Entries supplied.
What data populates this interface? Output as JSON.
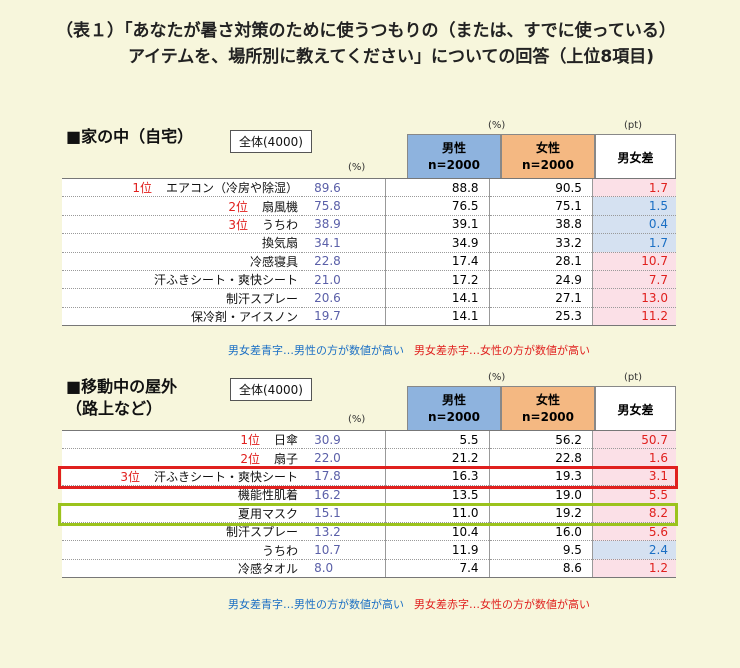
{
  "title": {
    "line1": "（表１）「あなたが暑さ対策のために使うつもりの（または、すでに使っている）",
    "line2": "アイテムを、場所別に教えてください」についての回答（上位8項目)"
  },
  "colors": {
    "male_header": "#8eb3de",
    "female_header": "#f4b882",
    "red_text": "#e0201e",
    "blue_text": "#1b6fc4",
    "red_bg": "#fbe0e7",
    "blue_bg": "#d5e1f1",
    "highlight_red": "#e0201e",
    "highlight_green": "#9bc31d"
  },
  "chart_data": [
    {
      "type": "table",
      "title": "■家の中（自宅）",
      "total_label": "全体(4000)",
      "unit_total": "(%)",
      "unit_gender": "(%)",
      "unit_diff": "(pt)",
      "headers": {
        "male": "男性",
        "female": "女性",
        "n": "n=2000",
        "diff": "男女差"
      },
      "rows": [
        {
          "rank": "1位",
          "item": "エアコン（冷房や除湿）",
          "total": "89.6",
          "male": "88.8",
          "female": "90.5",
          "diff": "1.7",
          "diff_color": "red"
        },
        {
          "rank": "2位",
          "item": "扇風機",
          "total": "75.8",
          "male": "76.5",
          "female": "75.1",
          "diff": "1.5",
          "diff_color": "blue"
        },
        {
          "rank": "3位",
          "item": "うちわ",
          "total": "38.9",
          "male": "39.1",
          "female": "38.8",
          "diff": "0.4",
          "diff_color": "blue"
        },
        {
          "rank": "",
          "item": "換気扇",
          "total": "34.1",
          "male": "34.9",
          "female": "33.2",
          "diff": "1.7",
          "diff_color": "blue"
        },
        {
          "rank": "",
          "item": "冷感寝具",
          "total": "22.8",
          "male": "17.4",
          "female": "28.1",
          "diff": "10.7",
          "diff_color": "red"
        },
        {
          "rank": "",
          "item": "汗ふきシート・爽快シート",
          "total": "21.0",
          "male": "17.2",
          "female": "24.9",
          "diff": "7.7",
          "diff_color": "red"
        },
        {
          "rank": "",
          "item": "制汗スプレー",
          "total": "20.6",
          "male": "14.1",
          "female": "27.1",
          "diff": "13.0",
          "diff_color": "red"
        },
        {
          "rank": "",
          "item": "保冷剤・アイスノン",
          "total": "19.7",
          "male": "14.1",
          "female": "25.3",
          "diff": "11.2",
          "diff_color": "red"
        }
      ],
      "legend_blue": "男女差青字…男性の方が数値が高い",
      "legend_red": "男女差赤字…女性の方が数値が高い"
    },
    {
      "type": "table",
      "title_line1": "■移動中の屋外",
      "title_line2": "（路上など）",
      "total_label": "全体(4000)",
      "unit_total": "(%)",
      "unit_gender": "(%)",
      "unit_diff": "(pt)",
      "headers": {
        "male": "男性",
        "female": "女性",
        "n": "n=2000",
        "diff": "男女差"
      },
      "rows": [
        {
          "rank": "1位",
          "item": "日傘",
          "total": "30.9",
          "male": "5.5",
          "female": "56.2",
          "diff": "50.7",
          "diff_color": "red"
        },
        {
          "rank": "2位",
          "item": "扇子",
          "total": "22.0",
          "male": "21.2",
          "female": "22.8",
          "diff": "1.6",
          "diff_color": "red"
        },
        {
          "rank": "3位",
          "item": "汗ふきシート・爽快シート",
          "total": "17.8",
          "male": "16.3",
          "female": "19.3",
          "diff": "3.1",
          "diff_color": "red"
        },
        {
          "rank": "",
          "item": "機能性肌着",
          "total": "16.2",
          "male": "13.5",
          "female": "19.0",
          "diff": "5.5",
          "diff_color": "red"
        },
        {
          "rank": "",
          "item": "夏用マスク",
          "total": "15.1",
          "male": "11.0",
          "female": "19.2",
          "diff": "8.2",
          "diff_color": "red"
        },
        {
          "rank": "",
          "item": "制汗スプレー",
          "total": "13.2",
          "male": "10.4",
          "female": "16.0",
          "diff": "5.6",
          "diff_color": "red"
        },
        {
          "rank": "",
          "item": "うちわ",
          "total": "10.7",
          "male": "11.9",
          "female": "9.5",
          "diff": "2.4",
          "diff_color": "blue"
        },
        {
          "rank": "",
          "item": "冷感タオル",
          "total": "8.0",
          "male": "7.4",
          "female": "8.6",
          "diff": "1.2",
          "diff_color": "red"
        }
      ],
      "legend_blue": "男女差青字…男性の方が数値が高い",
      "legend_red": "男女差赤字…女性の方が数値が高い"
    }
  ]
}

Stated exercise. All the material shown above is to be copied exactly, with no pictures carried over.

The output.
What data populates this interface? Output as JSON.
{
  "title": {
    "line1": "（表１）「あなたが暑さ対策のために使うつもりの（または、すでに使っている）",
    "line2": "アイテムを、場所別に教えてください」についての回答（上位8項目)"
  },
  "colors": {
    "male_header": "#8eb3de",
    "female_header": "#f4b882",
    "red_text": "#e0201e",
    "blue_text": "#1b6fc4",
    "red_bg": "#fbe0e7",
    "blue_bg": "#d5e1f1",
    "highlight_red": "#e0201e",
    "highlight_green": "#9bc31d"
  },
  "chart_data": [
    {
      "type": "table",
      "title": "■家の中（自宅）",
      "total_label": "全体(4000)",
      "unit_total": "(%)",
      "unit_gender": "(%)",
      "unit_diff": "(pt)",
      "headers": {
        "male": "男性",
        "female": "女性",
        "n": "n=2000",
        "diff": "男女差"
      },
      "rows": [
        {
          "rank": "1位",
          "item": "エアコン（冷房や除湿）",
          "total": "89.6",
          "male": "88.8",
          "female": "90.5",
          "diff": "1.7",
          "diff_color": "red"
        },
        {
          "rank": "2位",
          "item": "扇風機",
          "total": "75.8",
          "male": "76.5",
          "female": "75.1",
          "diff": "1.5",
          "diff_color": "blue"
        },
        {
          "rank": "3位",
          "item": "うちわ",
          "total": "38.9",
          "male": "39.1",
          "female": "38.8",
          "diff": "0.4",
          "diff_color": "blue"
        },
        {
          "rank": "",
          "item": "換気扇",
          "total": "34.1",
          "male": "34.9",
          "female": "33.2",
          "diff": "1.7",
          "diff_color": "blue"
        },
        {
          "rank": "",
          "item": "冷感寝具",
          "total": "22.8",
          "male": "17.4",
          "female": "28.1",
          "diff": "10.7",
          "diff_color": "red"
        },
        {
          "rank": "",
          "item": "汗ふきシート・爽快シート",
          "total": "21.0",
          "male": "17.2",
          "female": "24.9",
          "diff": "7.7",
          "diff_color": "red"
        },
        {
          "rank": "",
          "item": "制汗スプレー",
          "total": "20.6",
          "male": "14.1",
          "female": "27.1",
          "diff": "13.0",
          "diff_color": "red"
        },
        {
          "rank": "",
          "item": "保冷剤・アイスノン",
          "total": "19.7",
          "male": "14.1",
          "female": "25.3",
          "diff": "11.2",
          "diff_color": "red"
        }
      ],
      "legend_blue": "男女差青字…男性の方が数値が高い",
      "legend_red": "男女差赤字…女性の方が数値が高い"
    },
    {
      "type": "table",
      "title_line1": "■移動中の屋外",
      "title_line2": "（路上など）",
      "total_label": "全体(4000)",
      "unit_total": "(%)",
      "unit_gender": "(%)",
      "unit_diff": "(pt)",
      "headers": {
        "male": "男性",
        "female": "女性",
        "n": "n=2000",
        "diff": "男女差"
      },
      "rows": [
        {
          "rank": "1位",
          "item": "日傘",
          "total": "30.9",
          "male": "5.5",
          "female": "56.2",
          "diff": "50.7",
          "diff_color": "red"
        },
        {
          "rank": "2位",
          "item": "扇子",
          "total": "22.0",
          "male": "21.2",
          "female": "22.8",
          "diff": "1.6",
          "diff_color": "red"
        },
        {
          "rank": "3位",
          "item": "汗ふきシート・爽快シート",
          "total": "17.8",
          "male": "16.3",
          "female": "19.3",
          "diff": "3.1",
          "diff_color": "red"
        },
        {
          "rank": "",
          "item": "機能性肌着",
          "total": "16.2",
          "male": "13.5",
          "female": "19.0",
          "diff": "5.5",
          "diff_color": "red"
        },
        {
          "rank": "",
          "item": "夏用マスク",
          "total": "15.1",
          "male": "11.0",
          "female": "19.2",
          "diff": "8.2",
          "diff_color": "red"
        },
        {
          "rank": "",
          "item": "制汗スプレー",
          "total": "13.2",
          "male": "10.4",
          "female": "16.0",
          "diff": "5.6",
          "diff_color": "red"
        },
        {
          "rank": "",
          "item": "うちわ",
          "total": "10.7",
          "male": "11.9",
          "female": "9.5",
          "diff": "2.4",
          "diff_color": "blue"
        },
        {
          "rank": "",
          "item": "冷感タオル",
          "total": "8.0",
          "male": "7.4",
          "female": "8.6",
          "diff": "1.2",
          "diff_color": "red"
        }
      ],
      "legend_blue": "男女差青字…男性の方が数値が高い",
      "legend_red": "男女差赤字…女性の方が数値が高い"
    }
  ]
}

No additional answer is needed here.